§ **AIM**: All of the records below need to be copied exactly.

[Rows from a figure dataset]
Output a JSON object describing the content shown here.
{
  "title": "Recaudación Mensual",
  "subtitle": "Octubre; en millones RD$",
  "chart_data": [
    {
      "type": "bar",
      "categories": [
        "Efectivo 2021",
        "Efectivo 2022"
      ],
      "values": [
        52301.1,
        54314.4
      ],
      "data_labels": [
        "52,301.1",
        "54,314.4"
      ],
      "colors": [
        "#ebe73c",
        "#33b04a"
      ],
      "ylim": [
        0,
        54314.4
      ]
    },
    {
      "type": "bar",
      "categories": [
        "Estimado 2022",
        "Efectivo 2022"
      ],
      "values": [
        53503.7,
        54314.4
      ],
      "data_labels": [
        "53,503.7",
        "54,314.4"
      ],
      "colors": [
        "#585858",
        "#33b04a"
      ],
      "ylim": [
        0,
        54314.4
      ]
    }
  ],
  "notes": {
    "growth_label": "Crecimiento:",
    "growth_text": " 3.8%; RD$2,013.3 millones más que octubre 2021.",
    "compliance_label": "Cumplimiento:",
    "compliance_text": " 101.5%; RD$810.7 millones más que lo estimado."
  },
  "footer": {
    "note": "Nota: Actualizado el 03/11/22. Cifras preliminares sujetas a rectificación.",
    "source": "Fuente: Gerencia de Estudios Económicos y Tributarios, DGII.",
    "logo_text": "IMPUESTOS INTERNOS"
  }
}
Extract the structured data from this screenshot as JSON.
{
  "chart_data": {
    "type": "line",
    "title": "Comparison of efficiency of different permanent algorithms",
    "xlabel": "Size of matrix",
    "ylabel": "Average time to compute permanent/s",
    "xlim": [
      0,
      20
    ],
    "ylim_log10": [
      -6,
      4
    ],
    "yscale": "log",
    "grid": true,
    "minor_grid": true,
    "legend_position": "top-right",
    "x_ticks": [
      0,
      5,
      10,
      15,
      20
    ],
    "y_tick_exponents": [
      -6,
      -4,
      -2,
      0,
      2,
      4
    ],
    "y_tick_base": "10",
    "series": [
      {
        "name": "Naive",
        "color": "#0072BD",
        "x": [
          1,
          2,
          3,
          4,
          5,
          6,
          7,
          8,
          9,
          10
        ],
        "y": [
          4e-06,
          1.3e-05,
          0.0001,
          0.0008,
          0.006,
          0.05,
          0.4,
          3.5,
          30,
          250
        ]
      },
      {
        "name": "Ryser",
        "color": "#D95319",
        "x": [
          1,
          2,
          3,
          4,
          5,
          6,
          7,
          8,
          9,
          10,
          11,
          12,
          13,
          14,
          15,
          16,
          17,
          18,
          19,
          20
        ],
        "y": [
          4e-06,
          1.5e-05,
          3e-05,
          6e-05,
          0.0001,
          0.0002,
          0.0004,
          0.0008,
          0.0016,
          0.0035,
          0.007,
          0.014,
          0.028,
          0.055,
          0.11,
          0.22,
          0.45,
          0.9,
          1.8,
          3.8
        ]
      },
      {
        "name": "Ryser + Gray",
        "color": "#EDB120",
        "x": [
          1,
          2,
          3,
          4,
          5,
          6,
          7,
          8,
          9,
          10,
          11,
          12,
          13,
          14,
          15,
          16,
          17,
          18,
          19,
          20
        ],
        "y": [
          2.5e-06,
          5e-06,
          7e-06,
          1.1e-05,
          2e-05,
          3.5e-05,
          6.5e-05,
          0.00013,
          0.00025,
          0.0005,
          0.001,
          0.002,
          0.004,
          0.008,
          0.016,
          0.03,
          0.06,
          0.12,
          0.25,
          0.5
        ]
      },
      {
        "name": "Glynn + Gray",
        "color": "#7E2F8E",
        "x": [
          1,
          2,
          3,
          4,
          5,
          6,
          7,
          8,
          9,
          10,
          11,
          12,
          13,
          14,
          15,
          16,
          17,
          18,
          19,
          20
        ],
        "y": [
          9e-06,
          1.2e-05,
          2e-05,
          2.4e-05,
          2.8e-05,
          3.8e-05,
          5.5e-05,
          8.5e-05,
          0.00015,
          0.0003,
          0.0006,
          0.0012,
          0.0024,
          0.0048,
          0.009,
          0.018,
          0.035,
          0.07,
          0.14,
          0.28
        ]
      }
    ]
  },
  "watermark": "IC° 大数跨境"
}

§ **SOLUTION**:
Output a JSON object describing the content shown here.
{
  "title": "Recaudación Mensual",
  "subtitle": "Octubre; en millones RD$",
  "chart_data": [
    {
      "type": "bar",
      "categories": [
        "Efectivo 2021",
        "Efectivo 2022"
      ],
      "values": [
        52301.1,
        54314.4
      ],
      "data_labels": [
        "52,301.1",
        "54,314.4"
      ],
      "colors": [
        "#ebe73c",
        "#33b04a"
      ],
      "ylim": [
        0,
        54314.4
      ]
    },
    {
      "type": "bar",
      "categories": [
        "Estimado 2022",
        "Efectivo 2022"
      ],
      "values": [
        53503.7,
        54314.4
      ],
      "data_labels": [
        "53,503.7",
        "54,314.4"
      ],
      "colors": [
        "#585858",
        "#33b04a"
      ],
      "ylim": [
        0,
        54314.4
      ]
    }
  ],
  "notes": {
    "growth_label": "Crecimiento:",
    "growth_text": " 3.8%; RD$2,013.3 millones más que octubre 2021.",
    "compliance_label": "Cumplimiento:",
    "compliance_text": " 101.5%; RD$810.7 millones más que lo estimado."
  },
  "footer": {
    "note": "Nota: Actualizado el 03/11/22. Cifras preliminares sujetas a rectificación.",
    "source": "Fuente: Gerencia de Estudios Económicos y Tributarios, DGII.",
    "logo_text": "IMPUESTOS INTERNOS"
  }
}
Extract the structured data from this screenshot as JSON.
{
  "chart_data": {
    "type": "line",
    "title": "Comparison of efficiency of different permanent algorithms",
    "xlabel": "Size of matrix",
    "ylabel": "Average time to compute permanent/s",
    "xlim": [
      0,
      20
    ],
    "ylim_log10": [
      -6,
      4
    ],
    "yscale": "log",
    "grid": true,
    "minor_grid": true,
    "legend_position": "top-right",
    "x_ticks": [
      0,
      5,
      10,
      15,
      20
    ],
    "y_tick_exponents": [
      -6,
      -4,
      -2,
      0,
      2,
      4
    ],
    "y_tick_base": "10",
    "series": [
      {
        "name": "Naive",
        "color": "#0072BD",
        "x": [
          1,
          2,
          3,
          4,
          5,
          6,
          7,
          8,
          9,
          10
        ],
        "y": [
          4e-06,
          1.3e-05,
          0.0001,
          0.0008,
          0.006,
          0.05,
          0.4,
          3.5,
          30,
          250
        ]
      },
      {
        "name": "Ryser",
        "color": "#D95319",
        "x": [
          1,
          2,
          3,
          4,
          5,
          6,
          7,
          8,
          9,
          10,
          11,
          12,
          13,
          14,
          15,
          16,
          17,
          18,
          19,
          20
        ],
        "y": [
          4e-06,
          1.5e-05,
          3e-05,
          6e-05,
          0.0001,
          0.0002,
          0.0004,
          0.0008,
          0.0016,
          0.0035,
          0.007,
          0.014,
          0.028,
          0.055,
          0.11,
          0.22,
          0.45,
          0.9,
          1.8,
          3.8
        ]
      },
      {
        "name": "Ryser + Gray",
        "color": "#EDB120",
        "x": [
          1,
          2,
          3,
          4,
          5,
          6,
          7,
          8,
          9,
          10,
          11,
          12,
          13,
          14,
          15,
          16,
          17,
          18,
          19,
          20
        ],
        "y": [
          2.5e-06,
          5e-06,
          7e-06,
          1.1e-05,
          2e-05,
          3.5e-05,
          6.5e-05,
          0.00013,
          0.00025,
          0.0005,
          0.001,
          0.002,
          0.004,
          0.008,
          0.016,
          0.03,
          0.06,
          0.12,
          0.25,
          0.5
        ]
      },
      {
        "name": "Glynn + Gray",
        "color": "#7E2F8E",
        "x": [
          1,
          2,
          3,
          4,
          5,
          6,
          7,
          8,
          9,
          10,
          11,
          12,
          13,
          14,
          15,
          16,
          17,
          18,
          19,
          20
        ],
        "y": [
          9e-06,
          1.2e-05,
          2e-05,
          2.4e-05,
          2.8e-05,
          3.8e-05,
          5.5e-05,
          8.5e-05,
          0.00015,
          0.0003,
          0.0006,
          0.0012,
          0.0024,
          0.0048,
          0.009,
          0.018,
          0.035,
          0.07,
          0.14,
          0.28
        ]
      }
    ]
  },
  "watermark": "IC° 大数跨境"
}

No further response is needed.